--- MATERIAL FOR THIS EXERCISE ---
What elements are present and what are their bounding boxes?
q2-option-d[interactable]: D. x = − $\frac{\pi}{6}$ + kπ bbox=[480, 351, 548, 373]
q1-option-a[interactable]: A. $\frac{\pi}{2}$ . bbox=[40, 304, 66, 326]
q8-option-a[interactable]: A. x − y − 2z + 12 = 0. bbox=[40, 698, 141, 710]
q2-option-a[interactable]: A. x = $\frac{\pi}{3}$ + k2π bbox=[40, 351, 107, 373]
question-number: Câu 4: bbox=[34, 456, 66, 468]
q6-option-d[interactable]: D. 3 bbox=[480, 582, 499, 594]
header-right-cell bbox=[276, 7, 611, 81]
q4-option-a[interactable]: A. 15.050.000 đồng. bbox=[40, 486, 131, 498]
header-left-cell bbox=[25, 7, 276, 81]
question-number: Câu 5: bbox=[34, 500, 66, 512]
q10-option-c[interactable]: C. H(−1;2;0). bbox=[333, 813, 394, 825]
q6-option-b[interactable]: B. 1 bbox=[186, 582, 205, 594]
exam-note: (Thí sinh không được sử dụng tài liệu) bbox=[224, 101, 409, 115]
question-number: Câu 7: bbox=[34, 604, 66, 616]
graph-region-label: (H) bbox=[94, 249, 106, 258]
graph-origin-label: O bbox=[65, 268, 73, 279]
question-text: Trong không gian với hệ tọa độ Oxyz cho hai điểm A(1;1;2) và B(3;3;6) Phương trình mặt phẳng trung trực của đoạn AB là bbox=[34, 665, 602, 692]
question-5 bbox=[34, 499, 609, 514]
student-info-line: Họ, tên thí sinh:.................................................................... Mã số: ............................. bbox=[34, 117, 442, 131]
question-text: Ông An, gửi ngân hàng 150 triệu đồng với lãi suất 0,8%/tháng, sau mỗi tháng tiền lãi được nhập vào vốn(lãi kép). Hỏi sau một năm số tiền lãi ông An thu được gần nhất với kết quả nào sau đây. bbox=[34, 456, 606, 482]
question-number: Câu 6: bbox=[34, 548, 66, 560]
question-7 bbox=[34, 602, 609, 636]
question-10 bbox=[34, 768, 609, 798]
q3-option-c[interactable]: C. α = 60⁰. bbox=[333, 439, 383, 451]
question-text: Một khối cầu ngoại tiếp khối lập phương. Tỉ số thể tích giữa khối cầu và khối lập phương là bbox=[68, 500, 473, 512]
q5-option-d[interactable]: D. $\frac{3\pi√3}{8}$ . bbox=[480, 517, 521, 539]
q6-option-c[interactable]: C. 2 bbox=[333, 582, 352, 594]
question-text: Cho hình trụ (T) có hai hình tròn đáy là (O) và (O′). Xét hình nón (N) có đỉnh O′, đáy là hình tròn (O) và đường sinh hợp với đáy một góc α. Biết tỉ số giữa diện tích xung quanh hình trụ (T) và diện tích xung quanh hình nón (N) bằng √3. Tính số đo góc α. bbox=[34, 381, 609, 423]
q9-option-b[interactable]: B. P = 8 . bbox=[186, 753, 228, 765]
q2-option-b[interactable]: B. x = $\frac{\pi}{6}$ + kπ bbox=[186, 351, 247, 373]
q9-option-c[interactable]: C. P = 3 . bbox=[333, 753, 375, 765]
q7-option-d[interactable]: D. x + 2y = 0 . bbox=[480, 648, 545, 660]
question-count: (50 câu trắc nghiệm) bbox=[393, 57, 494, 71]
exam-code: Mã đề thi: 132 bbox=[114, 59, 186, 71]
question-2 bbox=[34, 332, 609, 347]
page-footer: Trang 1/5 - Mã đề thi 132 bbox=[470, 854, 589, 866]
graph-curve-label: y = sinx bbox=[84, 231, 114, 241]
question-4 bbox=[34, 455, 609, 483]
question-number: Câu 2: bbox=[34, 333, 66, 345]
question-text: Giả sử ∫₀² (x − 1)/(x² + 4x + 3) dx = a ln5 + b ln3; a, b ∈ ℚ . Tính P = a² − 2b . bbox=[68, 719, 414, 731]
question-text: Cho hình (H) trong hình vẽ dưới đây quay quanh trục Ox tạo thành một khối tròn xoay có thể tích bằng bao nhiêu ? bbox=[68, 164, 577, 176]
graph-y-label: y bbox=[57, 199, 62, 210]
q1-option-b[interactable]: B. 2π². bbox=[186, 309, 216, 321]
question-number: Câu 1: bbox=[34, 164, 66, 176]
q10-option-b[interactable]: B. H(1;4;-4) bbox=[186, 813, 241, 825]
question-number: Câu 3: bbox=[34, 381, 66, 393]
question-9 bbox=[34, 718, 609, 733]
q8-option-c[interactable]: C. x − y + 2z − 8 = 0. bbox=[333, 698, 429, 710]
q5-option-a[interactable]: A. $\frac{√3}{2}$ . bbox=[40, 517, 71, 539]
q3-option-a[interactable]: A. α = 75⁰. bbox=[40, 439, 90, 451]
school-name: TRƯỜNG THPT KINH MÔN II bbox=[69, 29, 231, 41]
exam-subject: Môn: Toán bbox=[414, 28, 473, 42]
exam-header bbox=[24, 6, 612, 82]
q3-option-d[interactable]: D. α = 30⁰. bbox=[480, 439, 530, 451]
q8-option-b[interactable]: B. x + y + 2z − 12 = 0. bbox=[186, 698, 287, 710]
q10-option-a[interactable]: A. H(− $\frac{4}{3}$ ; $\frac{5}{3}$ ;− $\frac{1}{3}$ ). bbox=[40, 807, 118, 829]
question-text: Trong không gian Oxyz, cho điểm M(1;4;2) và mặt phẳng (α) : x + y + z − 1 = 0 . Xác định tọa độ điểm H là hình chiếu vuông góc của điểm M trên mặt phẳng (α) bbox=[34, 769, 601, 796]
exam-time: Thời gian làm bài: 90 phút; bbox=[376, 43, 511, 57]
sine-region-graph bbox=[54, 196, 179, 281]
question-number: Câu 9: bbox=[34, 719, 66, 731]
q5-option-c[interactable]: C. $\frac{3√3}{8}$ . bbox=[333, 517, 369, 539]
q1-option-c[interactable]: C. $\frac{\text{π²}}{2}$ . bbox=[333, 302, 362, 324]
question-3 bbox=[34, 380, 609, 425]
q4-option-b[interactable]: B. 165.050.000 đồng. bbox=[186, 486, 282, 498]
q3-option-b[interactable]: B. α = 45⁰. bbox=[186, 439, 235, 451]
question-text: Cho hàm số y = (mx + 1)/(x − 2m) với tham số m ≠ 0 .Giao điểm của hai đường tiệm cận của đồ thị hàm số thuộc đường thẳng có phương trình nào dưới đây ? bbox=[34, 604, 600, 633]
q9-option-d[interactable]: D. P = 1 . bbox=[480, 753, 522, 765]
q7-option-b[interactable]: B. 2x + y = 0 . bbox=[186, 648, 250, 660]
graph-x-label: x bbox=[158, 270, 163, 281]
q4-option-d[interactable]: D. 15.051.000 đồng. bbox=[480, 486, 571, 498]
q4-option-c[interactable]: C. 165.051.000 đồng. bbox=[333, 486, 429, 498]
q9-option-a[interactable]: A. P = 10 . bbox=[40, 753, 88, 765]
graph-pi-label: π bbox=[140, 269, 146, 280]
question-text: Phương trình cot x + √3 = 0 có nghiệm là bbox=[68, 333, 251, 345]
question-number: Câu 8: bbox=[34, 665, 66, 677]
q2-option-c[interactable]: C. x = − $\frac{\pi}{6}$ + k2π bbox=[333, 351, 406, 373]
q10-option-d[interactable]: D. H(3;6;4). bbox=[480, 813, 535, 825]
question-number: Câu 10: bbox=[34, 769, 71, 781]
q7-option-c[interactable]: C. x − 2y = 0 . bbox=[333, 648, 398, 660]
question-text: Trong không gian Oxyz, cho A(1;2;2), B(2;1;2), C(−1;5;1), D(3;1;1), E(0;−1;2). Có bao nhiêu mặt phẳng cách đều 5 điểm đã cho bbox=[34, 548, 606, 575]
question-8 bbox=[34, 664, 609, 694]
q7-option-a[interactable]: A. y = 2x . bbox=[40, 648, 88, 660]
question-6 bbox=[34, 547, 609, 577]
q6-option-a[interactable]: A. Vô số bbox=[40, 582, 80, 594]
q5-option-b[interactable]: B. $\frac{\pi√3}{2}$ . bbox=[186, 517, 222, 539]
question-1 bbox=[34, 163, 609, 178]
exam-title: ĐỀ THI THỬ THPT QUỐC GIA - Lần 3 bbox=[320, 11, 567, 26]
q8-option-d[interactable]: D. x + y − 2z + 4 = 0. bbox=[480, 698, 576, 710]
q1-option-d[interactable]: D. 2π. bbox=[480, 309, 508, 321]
---
SET EXERCISE ▸
Please copy the data word for word, from its first line through the line containing "q4-option-a[interactable]: A. 15.050.000", including both of those lines.

SOLVED EXERCISE ▸
What elements are present and what are their bounding boxes?
q2-option-d[interactable]: D. x = − $\frac{\pi}{6}$ + kπ bbox=[480, 351, 548, 373]
q1-option-a[interactable]: A. $\frac{\pi}{2}$ . bbox=[40, 304, 66, 326]
q8-option-a[interactable]: A. x − y − 2z + 12 = 0. bbox=[40, 698, 141, 710]
q2-option-a[interactable]: A. x = $\frac{\pi}{3}$ + k2π bbox=[40, 351, 107, 373]
question-number: Câu 4: bbox=[34, 456, 66, 468]
q6-option-d[interactable]: D. 3 bbox=[480, 582, 499, 594]
header-right-cell bbox=[276, 7, 611, 81]
q4-option-a[interactable]: A. 15.050.000 đồng. bbox=[40, 486, 131, 498]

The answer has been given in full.